:: Stored rows

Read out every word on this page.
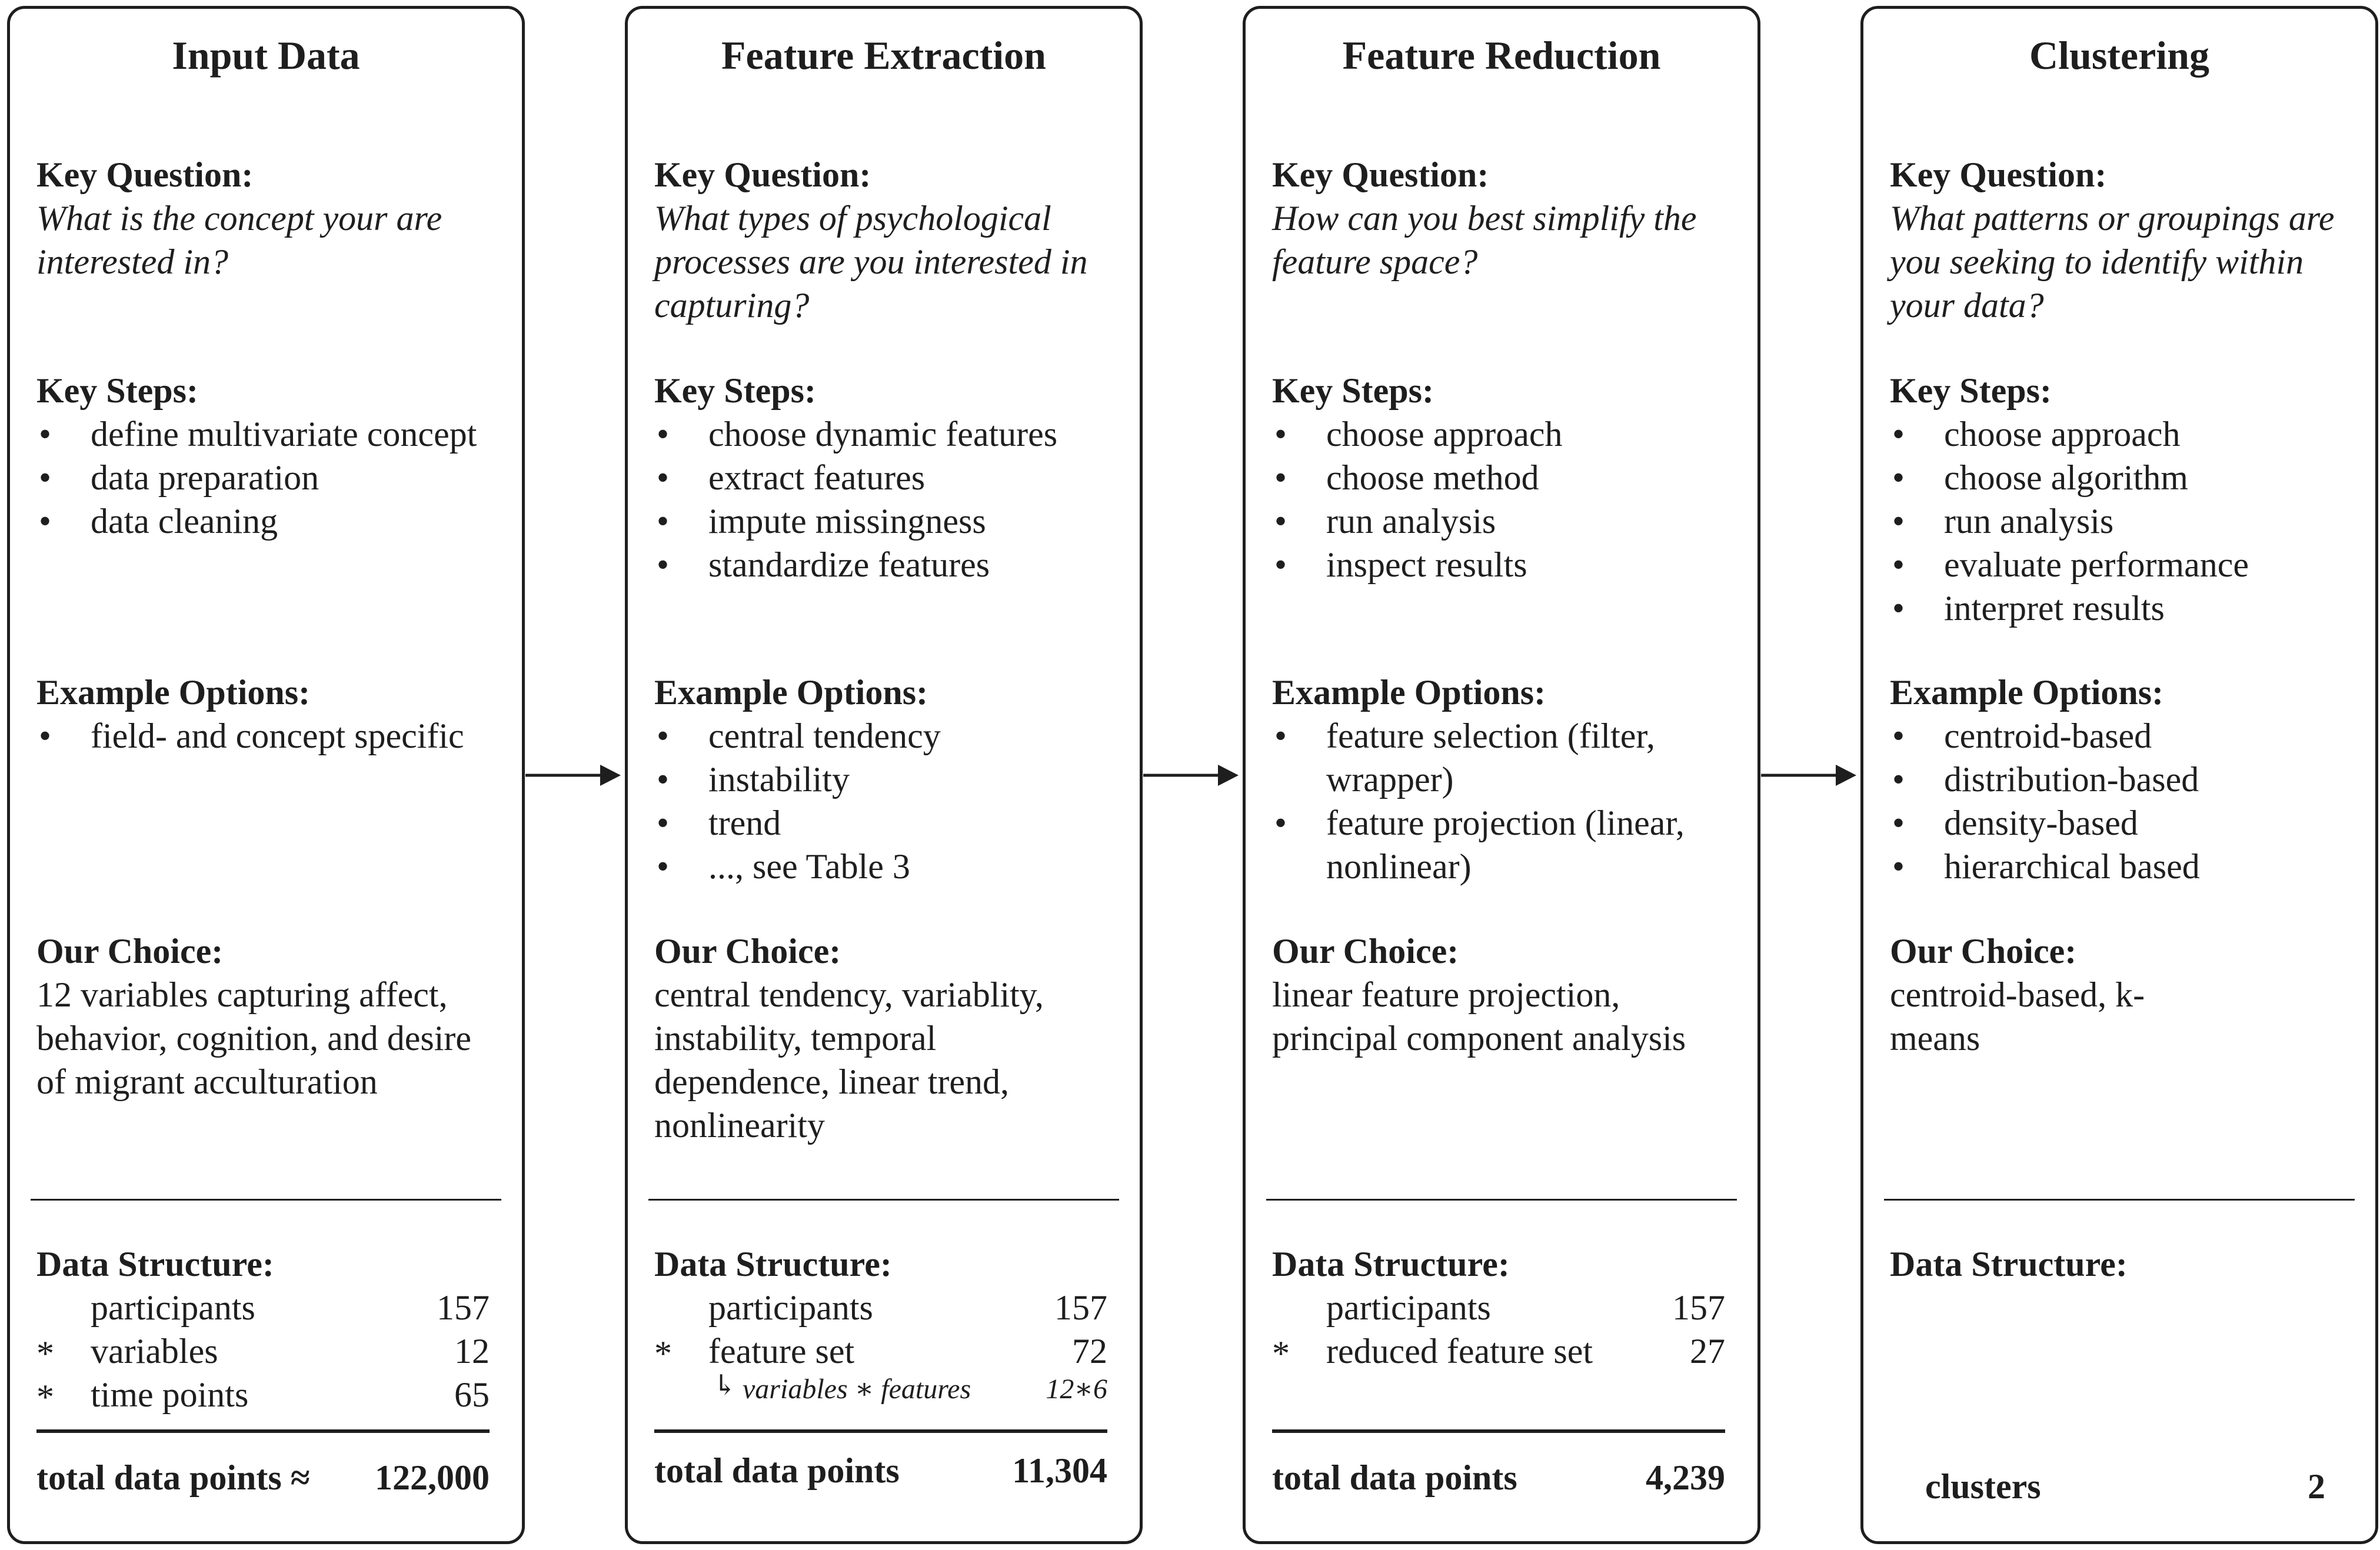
Input Data
Key Question:
What is the concept your are interested in?
Key Steps:
• define multivariate concept
• data preparation
• data cleaning
Example Options:
• field- and concept specific
Our Choice:
12 variables capturing affect, behavior, cognition, and desire of migrant acculturation
Data Structure:
participants	157
* variables	12
* time points	65
total data points ≈ 122,000
Feature Extraction
Key Question:
What types of psychological processes are you interested in capturing?
Key Steps:
• choose dynamic features
• extract features
• impute missingness
• standardize features
Example Options:
• central tendency
• instability
• trend
• ..., see Table 3
Our Choice:
central tendency, variablity, instability, temporal dependence, linear trend, nonlinearity
Data Structure:
participants	157
* feature set	72
↳ variables ∗ features	12∗6
total data points	11,304
Feature Reduction
Key Question:
How can you best simplify the feature space?
Key Steps:
• choose approach
• choose method
• run analysis
• inspect results
Example Options:
• feature selection (filter, wrapper)
• feature projection (linear, nonlinear)
Our Choice:
linear feature projection, principal component analysis
Data Structure:
participants	157
* reduced feature set	27
total data points	4,239
Clustering
Key Question:
What patterns or groupings are you seeking to identify within your data?
Key Steps:
• choose approach
• choose algorithm
• run analysis
• evaluate performance
• interpret results
Example Options:
• centroid-based
• distribution-based
• density-based
• hierarchical based
Our Choice:
centroid-based, k-means
Data Structure:
clusters	2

::::

#### [Instructions to follow]
Transcribe every line in the entries above, taking out only the images.

#### [The solution]
Read out every word on this page.
Input Data
Key Question:
What is the concept your are interested in?
Key Steps:
• define multivariate concept
• data preparation
• data cleaning
Example Options:
• field- and concept specific
Our Choice:
12 variables capturing affect, behavior, cognition, and desire of migrant acculturation
Data Structure:
participants	157
* variables	12
* time points	65
total data points ≈ 122,000
Feature Extraction
Key Question:
What types of psychological processes are you interested in capturing?
Key Steps:
• choose dynamic features
• extract features
• impute missingness
• standardize features
Example Options:
• central tendency
• instability
• trend
• ..., see Table 3
Our Choice:
central tendency, variablity, instability, temporal dependence, linear trend, nonlinearity
Data Structure:
participants	157
* feature set	72
↳ variables ∗ features	12∗6
total data points	11,304
Feature Reduction
Key Question:
How can you best simplify the feature space?
Key Steps:
• choose approach
• choose method
• run analysis
• inspect results
Example Options:
• feature selection (filter, wrapper)
• feature projection (linear, nonlinear)
Our Choice:
linear feature projection, principal component analysis
Data Structure:
participants	157
* reduced feature set	27
total data points	4,239
Clustering
Key Question:
What patterns or groupings are you seeking to identify within your data?
Key Steps:
• choose approach
• choose algorithm
• run analysis
• evaluate performance
• interpret results
Example Options:
• centroid-based
• distribution-based
• density-based
• hierarchical based
Our Choice:
centroid-based, k-means
Data Structure:
clusters	2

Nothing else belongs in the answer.